Print the entries that appear below, exactly as written and without their pictures.

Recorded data
▶

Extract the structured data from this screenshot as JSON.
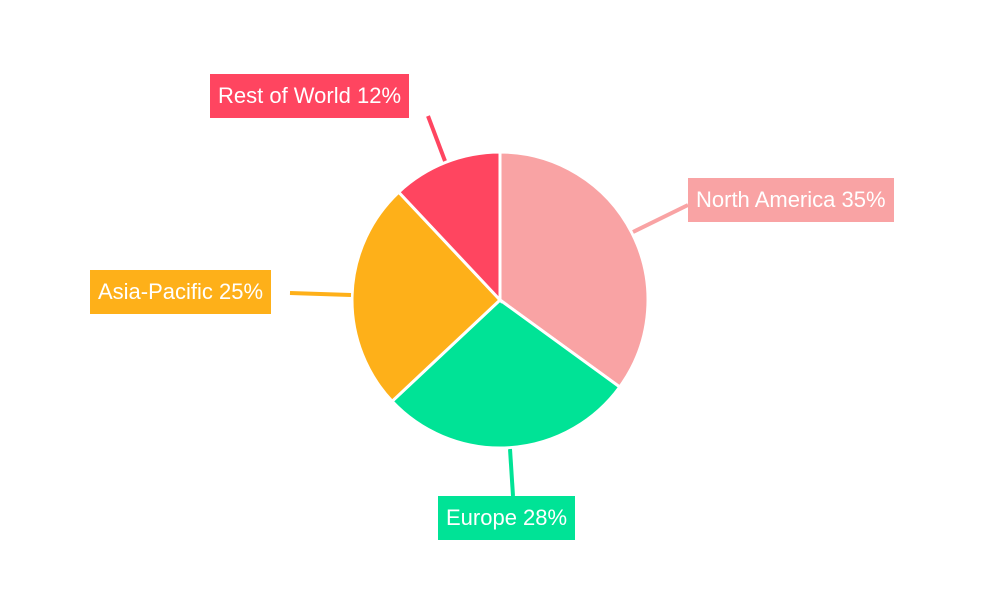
{
  "chart_data": {
    "type": "pie",
    "start_angle": "top, clockwise",
    "legend": "none",
    "slices": [
      {
        "label": "North America",
        "value": 35,
        "text": "North America 35%",
        "color": "#F9A3A4"
      },
      {
        "label": "Europe",
        "value": 28,
        "text": "Europe 28%",
        "color": "#00E396"
      },
      {
        "label": "Asia-Pacific",
        "value": 25,
        "text": "Asia-Pacific 25%",
        "color": "#FEB019"
      },
      {
        "label": "Rest of World",
        "value": 12,
        "text": "Rest of World 12%",
        "color": "#FF4560"
      }
    ]
  }
}
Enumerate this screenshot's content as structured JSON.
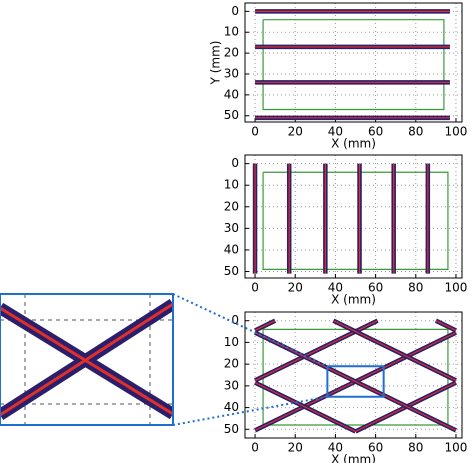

◀

**Task answer**
Extract the structured data from this screenshot as JSON.
{
  "chart_data": {
    "type": "pie",
    "start_angle": "top, clockwise",
    "legend": "none",
    "slices": [
      {
        "label": "North America",
        "value": 35,
        "text": "North America 35%",
        "color": "#F9A3A4"
      },
      {
        "label": "Europe",
        "value": 28,
        "text": "Europe 28%",
        "color": "#00E396"
      },
      {
        "label": "Asia-Pacific",
        "value": 25,
        "text": "Asia-Pacific 25%",
        "color": "#FEB019"
      },
      {
        "label": "Rest of World",
        "value": 12,
        "text": "Rest of World 12%",
        "color": "#FF4560"
      }
    ]
  }
}
Enumerate this screenshot's content as structured JSON.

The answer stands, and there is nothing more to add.